• Direction:
Single out the lines of the material that contain "this" and copy them.

## BEGIN

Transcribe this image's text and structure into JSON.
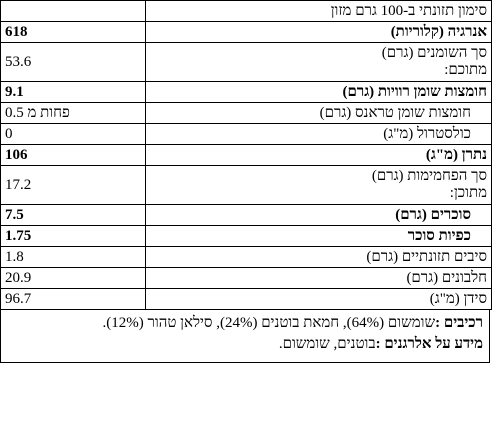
{
  "header": "סימון תזונתי ב-100 גרם מזון",
  "rows": [
    {
      "label": "אנרגיה (קלוריות)",
      "value": "618",
      "bold": true
    },
    {
      "label": "סך השומנים (גרם)",
      "label2": "מתוכם:",
      "value": "53.6",
      "bold": false
    },
    {
      "label": "חומצות שומן רוויות (גרם)",
      "value": "9.1",
      "bold": true
    },
    {
      "label": "חומצות שומן טראנס (גרם)",
      "value": "פחות מ 0.5",
      "bold": false
    },
    {
      "label": "כולסטרול (מ\"ג)",
      "value": "0",
      "bold": false
    },
    {
      "label": "נתרן (מ\"ג)",
      "value": "106",
      "bold": true
    },
    {
      "label": "סך הפחמימות (גרם)",
      "label2": "מתוכן:",
      "value": "17.2",
      "bold": false
    },
    {
      "label": "סוכרים (גרם)",
      "value": "7.5",
      "bold": true
    },
    {
      "label": "כפיות סוכר",
      "value": "1.75",
      "bold": true
    },
    {
      "label": "סיבים תזונתיים (גרם)",
      "value": "1.8",
      "bold": false
    },
    {
      "label": "חלבונים (גרם)",
      "value": "20.9",
      "bold": false
    },
    {
      "label": "סידן (מ\"ג)",
      "value": "96.7",
      "bold": false
    }
  ],
  "ingredients": {
    "title": "רכיבים :",
    "text": "שומשום (64%), חמאת בוטנים (24%), סילאן טהור (12%)."
  },
  "allergens": {
    "title": "מידע על אלרגנים :",
    "text": "בוטנים, שומשום."
  }
}
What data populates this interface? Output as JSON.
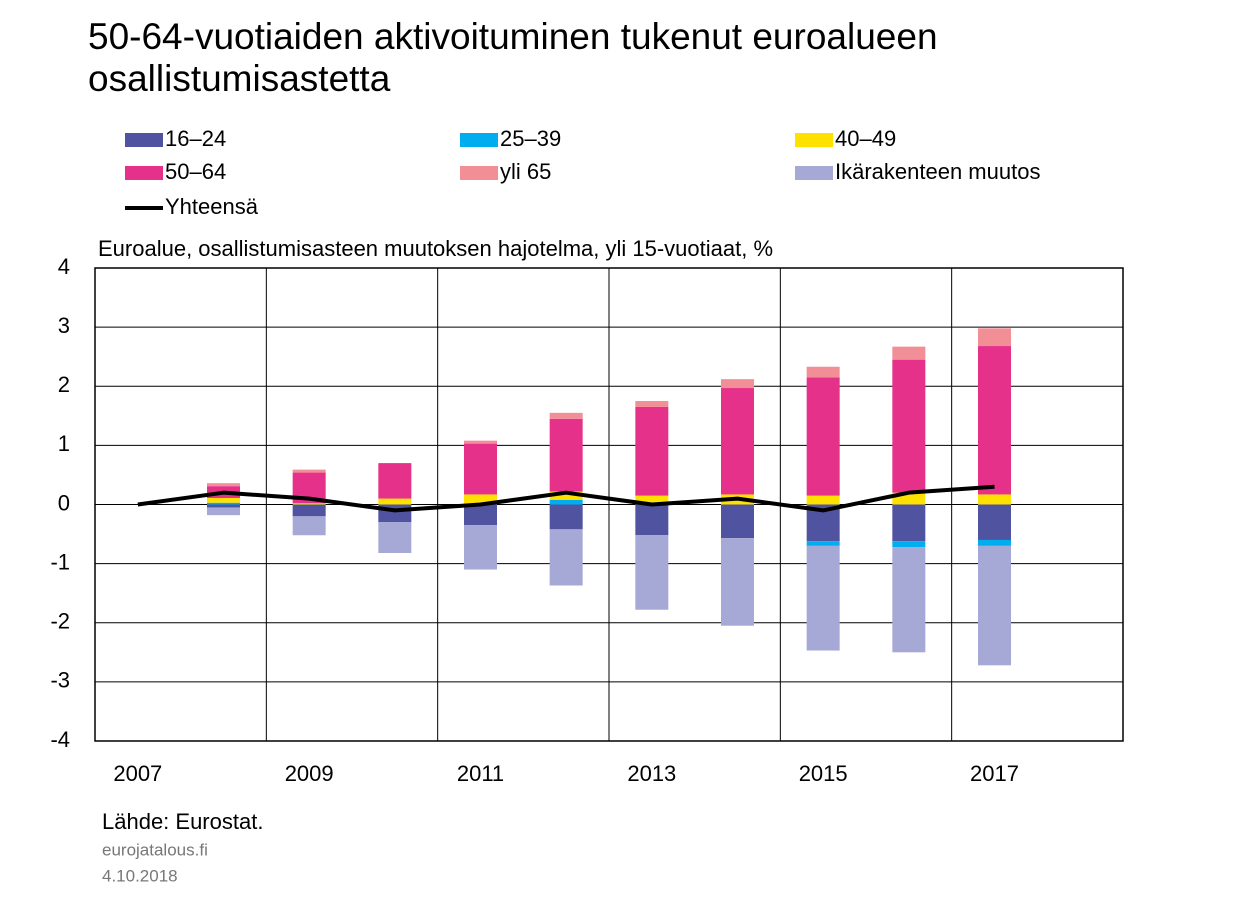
{
  "chart_data": {
    "type": "bar",
    "stacked": true,
    "title": "50-64-vuotiaiden aktivoituminen tukenut euroalueen osallistumisastetta",
    "subtitle": "Euroalue, osallistumisasteen muutoksen hajotelma, yli 15-vuotiaat, %",
    "source": "Lähde: Eurostat.",
    "site": "eurojatalous.fi",
    "date": "4.10.2018",
    "categories": [
      "2007",
      null,
      "2009",
      null,
      "2011",
      null,
      "2013",
      null,
      "2015",
      null,
      "2017",
      null
    ],
    "series": [
      {
        "name": "16–24",
        "color": "#4f53a0",
        "values": [
          0,
          -0.05,
          -0.2,
          -0.3,
          -0.35,
          -0.42,
          -0.52,
          -0.57,
          -0.62,
          -0.62,
          -0.6,
          null
        ]
      },
      {
        "name": "25–39",
        "color": "#00aeef",
        "values": [
          0,
          0.03,
          0,
          0,
          0,
          0.08,
          0,
          0,
          -0.08,
          -0.1,
          -0.1,
          null
        ]
      },
      {
        "name": "40–49",
        "color": "#ffe100",
        "values": [
          0,
          0.08,
          0.02,
          0.1,
          0.17,
          0.14,
          0.15,
          0.17,
          0.15,
          0.2,
          0.17,
          null
        ]
      },
      {
        "name": "50–64",
        "color": "#e5318a",
        "values": [
          0,
          0.2,
          0.52,
          0.6,
          0.86,
          1.23,
          1.5,
          1.8,
          2.0,
          2.25,
          2.51,
          null
        ]
      },
      {
        "name": "yli 65",
        "color": "#f28e96",
        "values": [
          0,
          0.05,
          0.05,
          0,
          0.05,
          0.1,
          0.1,
          0.15,
          0.18,
          0.22,
          0.3,
          null
        ]
      },
      {
        "name": "Ikärakenteen muutos",
        "color": "#a6a9d6",
        "values": [
          0,
          -0.13,
          -0.32,
          -0.52,
          -0.75,
          -0.95,
          -1.26,
          -1.48,
          -1.77,
          -1.78,
          -2.02,
          null
        ]
      },
      {
        "name": "Yhteensä",
        "color": "#000000",
        "type": "line",
        "values": [
          0,
          0.2,
          0.1,
          -0.1,
          0,
          0.2,
          0,
          0.1,
          -0.1,
          0.2,
          0.3,
          null
        ]
      }
    ],
    "ylim": [
      -4,
      4
    ],
    "yticks": [
      -4,
      -3,
      -2,
      -1,
      0,
      1,
      2,
      3,
      4
    ],
    "grid": true
  }
}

## END

• Exercise answer:
Transcribe this image's text and structure into JSON.
What data populates this interface? Output as JSON.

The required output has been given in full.